> _Bagian Latihan_:
- A) Jawablah pertanyaan berikut berdasarkan bacaan.
(i) Siapa yang memprakarsai acara di Aula Kantor Kecamatan Simokerto?
(ii) Jargon apa yang diteriakkan bersama oleh seluruh peserta?
(iii) Apa nama tempat yang rencananya diselenggarakan menurut Bambang dari Persinas As'ad?
- B) Salin kata demi kata bagian bacaan yang dimulai dari "Terikannya malam itu" dan berakhir pada "bersama polisi setempat.".

> _Teks Bacaan_:
══════════

Ruang.co.id – Aula Kantor Kecamatan Simokerto yang biasanya sepi pada Jumat malam (19/5/2023) justru memancarkan energi berbeda. Puluhan pesilat dari berbagai perguruan duduk berdampingan dengan seragam khas masing-masing, menyatu dalam satu tekad: mengubah stigma negatif tentang bela diri. Acara yang diprakarsai Kapolsek Simokerto Kompol Didik Triwahyudi ini bukan sekadar formalitas, melainkan titik balik dalam menciptakan ekosistem masyarakat yang lebih harmoni.
Yang membuat deklarasi ini istimewa adalah penyatuan elemen-elemen strategis masyarakat. Mayor Arm Imam Subandi dari Koramil Simokerto dengan lantang menyatakan, “Ini bukti nyata sinergi TNI-Polri dengan warga.” Sementara Ibu Noervita Amin sebagai Camat menekankan pentingnya peran organisasi kepemudaan dan keagamaan dalam menciptakan kedamaian. Kehadiran perwakilan dari NU, Muhammadiyah, hingga LDII menunjukkan bahwa isu anti tawuran telah menjadi concern bersama lintas identitas.
Kompol Didik dalam pidatonya yang penuh semangat menegaskan, “Gerakan pencak silat seharusnya menghasilkan koreografi kedamaian, bukan memicu kekerasan.” Pernyataan ini diamini oleh Ali Sholihin dari PSHT yang menjelaskan bagaimana latihan silat sejatinya mengajarkan disiplin, respek, dan pengendalian diri. Fakta menarik terungkap bahwa selama setahun terakhir, tidak ada satupun kasus tawuran yang melibatkan anggota perguruan silat di wilayah ini.
Terikannya malam itu adalah ketika seluruh peserta bersama-sama meneriakkan jargon “Wani Jogo Suroboyo” (Berani Menjaga Surabaya). Suprianto Imas dari Tapak Suci menjelaskan, “Ini bukan sekadar yel-yel, tapi komitmen untuk aktif menciptakan ruang publik yang aman.” Rencananya, para pesilat akan dilibatkan dalam program community policing bersama polisi setempat.
Pasca deklarasi, telah dirancang serangkaian program konkret. Bambang dari Persinas As’ad mengungkapkan rencana penyelenggaraan “Dojo Perdamaian”, tempat para pemuda bisa belajar bela diri sekaligus nilai-nilai sosial. Sementara Khozin dari Pagar Nusa sedang mempersiapkan silaturahmi rutin antar perguruan untuk memperkuat kohesi sosial.
Kasus tawuran remaja di Surabaya memang menunjukkan tren penurunan, tapi ancaman masih nyata. Inisiatif Simokerto ini patut menjadi best practice bagi kecamatan lain. Umar Said dari Perguruan Tongkat Sakti berpendapat, “Solusi kekerasan harus datang dari akar rumput, bukan hanya penindakan.”
Yang paling menyentuh adalah kesaksian Adi Rixaldi dari LDII tentang perubahan persepsi masyarakat. “Dulu pesilat sering dicap sebagai sumber masalah, kini mereka justru menjadi agen perdamaian.” Hal ini sejalan dengan visi H. Ansori dari MUI yang ingin menjadikan silat sebagai media dakwah untuk menyebarkan nilai-nilai islami.
Deklarasi ini hanyalah overture dari simfoni besar perubahan sosial di Wilayah Kecamatan Simokerto. Seperti diungkapkan Kompol Didik, “Kami sedang menulis babak baru dimana jurus-jurus silat akan menjadi koreografi indah pemersatu bangsa.” Semangat “Wani Jogo Suroboyo” kini bukan sekadar slogan, melainkan DNA baru bagi generasi muda Surabaya.

══════════

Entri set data
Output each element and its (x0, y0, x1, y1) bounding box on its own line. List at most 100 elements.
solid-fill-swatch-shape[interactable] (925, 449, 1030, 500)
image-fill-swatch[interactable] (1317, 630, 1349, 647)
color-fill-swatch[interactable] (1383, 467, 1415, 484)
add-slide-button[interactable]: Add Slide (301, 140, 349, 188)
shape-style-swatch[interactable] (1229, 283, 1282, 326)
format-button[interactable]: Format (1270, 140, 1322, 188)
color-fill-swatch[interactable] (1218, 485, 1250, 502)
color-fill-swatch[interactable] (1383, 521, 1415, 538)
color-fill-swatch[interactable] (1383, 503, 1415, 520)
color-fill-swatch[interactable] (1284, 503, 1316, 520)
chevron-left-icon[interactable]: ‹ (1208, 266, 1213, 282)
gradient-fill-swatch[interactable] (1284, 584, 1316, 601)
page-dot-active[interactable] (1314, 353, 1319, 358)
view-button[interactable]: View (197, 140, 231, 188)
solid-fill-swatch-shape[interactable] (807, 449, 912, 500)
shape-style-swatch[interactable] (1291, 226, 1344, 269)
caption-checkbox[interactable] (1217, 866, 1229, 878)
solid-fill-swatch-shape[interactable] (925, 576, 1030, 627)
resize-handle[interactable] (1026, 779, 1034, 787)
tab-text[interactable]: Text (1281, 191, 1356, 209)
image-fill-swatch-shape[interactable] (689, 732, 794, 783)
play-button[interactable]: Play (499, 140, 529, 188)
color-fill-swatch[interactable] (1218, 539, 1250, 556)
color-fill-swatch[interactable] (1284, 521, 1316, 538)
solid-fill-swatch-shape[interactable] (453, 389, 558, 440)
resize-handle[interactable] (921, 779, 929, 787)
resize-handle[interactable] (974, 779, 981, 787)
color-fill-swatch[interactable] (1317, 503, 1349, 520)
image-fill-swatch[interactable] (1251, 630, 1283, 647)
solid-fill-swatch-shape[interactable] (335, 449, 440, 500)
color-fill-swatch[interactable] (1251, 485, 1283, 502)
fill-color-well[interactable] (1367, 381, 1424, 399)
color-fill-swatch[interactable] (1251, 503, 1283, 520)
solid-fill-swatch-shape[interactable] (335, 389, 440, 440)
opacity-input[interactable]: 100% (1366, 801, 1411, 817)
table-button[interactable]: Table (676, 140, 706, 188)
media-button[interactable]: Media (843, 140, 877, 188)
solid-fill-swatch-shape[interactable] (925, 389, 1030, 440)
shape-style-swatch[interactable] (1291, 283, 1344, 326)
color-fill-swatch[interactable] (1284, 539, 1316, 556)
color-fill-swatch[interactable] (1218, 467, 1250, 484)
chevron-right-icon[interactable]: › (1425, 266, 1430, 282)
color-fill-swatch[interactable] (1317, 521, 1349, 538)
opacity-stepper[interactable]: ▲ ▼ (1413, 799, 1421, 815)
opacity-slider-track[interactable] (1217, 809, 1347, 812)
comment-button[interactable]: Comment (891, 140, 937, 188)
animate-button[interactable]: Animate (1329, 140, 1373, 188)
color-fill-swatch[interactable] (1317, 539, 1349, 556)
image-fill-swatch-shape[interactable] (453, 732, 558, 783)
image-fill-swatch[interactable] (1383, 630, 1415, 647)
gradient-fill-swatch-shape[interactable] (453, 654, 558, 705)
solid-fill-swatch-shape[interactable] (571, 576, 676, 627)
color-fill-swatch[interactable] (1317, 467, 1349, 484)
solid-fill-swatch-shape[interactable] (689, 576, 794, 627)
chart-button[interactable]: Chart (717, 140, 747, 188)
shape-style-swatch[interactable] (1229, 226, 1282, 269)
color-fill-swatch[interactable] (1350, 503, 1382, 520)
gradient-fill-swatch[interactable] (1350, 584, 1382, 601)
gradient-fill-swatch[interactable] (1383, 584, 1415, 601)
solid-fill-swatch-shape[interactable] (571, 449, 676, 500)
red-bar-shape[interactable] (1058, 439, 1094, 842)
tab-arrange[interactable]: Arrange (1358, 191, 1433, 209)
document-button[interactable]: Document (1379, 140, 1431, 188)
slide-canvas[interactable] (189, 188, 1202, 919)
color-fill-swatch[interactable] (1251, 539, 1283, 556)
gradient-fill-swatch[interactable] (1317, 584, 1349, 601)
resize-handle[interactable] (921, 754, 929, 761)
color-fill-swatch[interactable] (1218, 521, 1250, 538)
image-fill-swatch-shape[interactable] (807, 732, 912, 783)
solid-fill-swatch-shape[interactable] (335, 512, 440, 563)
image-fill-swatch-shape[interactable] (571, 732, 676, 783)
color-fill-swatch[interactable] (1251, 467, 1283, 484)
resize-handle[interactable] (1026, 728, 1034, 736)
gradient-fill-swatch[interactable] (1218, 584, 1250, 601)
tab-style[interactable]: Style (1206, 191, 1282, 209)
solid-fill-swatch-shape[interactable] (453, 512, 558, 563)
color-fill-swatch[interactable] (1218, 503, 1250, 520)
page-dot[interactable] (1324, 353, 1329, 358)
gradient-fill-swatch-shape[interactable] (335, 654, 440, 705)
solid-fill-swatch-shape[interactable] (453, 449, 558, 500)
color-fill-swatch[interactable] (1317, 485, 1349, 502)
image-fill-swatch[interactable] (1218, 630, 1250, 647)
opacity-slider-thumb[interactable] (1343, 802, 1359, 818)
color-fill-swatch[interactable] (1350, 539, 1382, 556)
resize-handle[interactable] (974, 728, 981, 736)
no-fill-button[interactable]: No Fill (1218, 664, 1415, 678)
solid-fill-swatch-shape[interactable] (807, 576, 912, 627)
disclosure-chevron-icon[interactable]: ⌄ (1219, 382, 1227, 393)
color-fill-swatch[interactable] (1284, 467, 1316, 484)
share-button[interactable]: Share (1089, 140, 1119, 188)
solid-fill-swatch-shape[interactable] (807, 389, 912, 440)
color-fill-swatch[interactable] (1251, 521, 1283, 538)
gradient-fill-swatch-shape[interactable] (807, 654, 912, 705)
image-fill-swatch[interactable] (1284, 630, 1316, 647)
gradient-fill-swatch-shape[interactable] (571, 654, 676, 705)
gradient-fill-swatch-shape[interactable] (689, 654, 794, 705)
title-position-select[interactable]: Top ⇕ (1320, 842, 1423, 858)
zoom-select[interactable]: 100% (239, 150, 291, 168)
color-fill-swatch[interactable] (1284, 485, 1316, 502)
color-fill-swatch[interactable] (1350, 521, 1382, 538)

══════════

> _Kumpulan Jawaban_:
- A)
(i) Kapolsek Simokerto Kompol Didik Triwahyudi.
(ii) "Wani Jogo Suroboyo" (Berani Menjaga Surabaya).
(iii) "Dojo Perdamaian".

- B)
Terikannya malam itu adalah ketika seluruh peserta bersama-sama meneriakkan jargon “Wani Jogo Suroboyo” (Berani Menjaga Surabaya). Suprianto Imas dari Tapak Suci menjelaskan, “Ini bukan sekadar yel-yel, tapi komitmen untuk aktif menciptakan ruang publik yang aman.” Rencananya, para pesilat akan dilibatkan dalam program community policing bersama polisi setempat.